Exercise requirements: Find all lines in the records that include the word "proyecto", and copy them out.

Raw data:
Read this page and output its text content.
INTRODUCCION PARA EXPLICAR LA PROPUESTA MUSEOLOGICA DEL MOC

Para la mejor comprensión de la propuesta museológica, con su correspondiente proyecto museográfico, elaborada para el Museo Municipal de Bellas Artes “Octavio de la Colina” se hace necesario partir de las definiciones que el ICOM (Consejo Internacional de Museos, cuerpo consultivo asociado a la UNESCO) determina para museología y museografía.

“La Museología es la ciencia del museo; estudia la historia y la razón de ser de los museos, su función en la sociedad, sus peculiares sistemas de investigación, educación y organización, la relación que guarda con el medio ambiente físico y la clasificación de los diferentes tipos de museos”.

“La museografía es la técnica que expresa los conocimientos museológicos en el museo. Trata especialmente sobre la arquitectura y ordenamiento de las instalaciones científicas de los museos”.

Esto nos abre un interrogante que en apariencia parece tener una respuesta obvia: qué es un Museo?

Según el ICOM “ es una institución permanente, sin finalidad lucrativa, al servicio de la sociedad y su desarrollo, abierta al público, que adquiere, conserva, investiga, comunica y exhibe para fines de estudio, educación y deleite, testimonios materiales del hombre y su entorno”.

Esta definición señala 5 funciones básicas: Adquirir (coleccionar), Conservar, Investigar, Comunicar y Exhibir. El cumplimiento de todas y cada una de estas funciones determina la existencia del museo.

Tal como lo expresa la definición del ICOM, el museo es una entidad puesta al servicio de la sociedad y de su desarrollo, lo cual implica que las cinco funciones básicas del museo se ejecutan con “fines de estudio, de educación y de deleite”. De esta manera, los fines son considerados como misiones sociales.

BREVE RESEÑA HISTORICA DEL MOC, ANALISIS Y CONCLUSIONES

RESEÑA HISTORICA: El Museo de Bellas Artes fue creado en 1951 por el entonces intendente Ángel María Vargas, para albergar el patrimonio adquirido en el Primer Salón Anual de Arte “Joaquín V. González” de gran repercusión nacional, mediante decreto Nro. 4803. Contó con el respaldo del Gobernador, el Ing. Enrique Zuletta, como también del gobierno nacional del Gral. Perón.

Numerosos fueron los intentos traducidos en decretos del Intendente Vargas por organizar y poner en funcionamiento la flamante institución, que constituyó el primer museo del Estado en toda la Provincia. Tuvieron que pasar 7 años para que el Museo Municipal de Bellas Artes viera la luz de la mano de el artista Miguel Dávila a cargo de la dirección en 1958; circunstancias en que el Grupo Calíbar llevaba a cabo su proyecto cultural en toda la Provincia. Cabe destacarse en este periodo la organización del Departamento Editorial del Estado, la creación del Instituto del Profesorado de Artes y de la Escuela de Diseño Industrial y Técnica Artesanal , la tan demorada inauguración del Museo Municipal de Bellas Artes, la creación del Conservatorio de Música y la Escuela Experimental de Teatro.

Exercise answer:
Para la mejor comprensión de la propuesta museológica, con su correspondiente proyecto museográfico, elaborada para el Museo Municipal de Bellas Artes “Octavio de la Colina” se hace necesario partir de las definiciones que el ICOM (Consejo Internacional de Museos, cuerpo consultivo asociado a la UNESCO) determina para museología y museografía.
Numerosos fueron los intentos traducidos en decretos del Intendente Vargas por organizar y poner en funcionamiento la flamante institución, que constituyó el primer museo del Estado en toda la Provincia. Tuvieron que pasar 7 años para que el Museo Municipal de Bellas Artes viera la luz de la mano de el artista Miguel Dávila a cargo de la dirección en 1958; circunstancias en que el Grupo Calíbar llevaba a cabo su proyecto cultural en toda la Provincia. Cabe destacarse en este periodo la organización del Departamento Editorial del Estado, la creación del Instituto del Profesorado de Artes y de la Escuela de Diseño Industrial y Técnica Artesanal , la tan demorada inauguración del Museo Municipal de Bellas Artes, la creación del Conservatorio de Música y la Escuela Experimental de Teatro.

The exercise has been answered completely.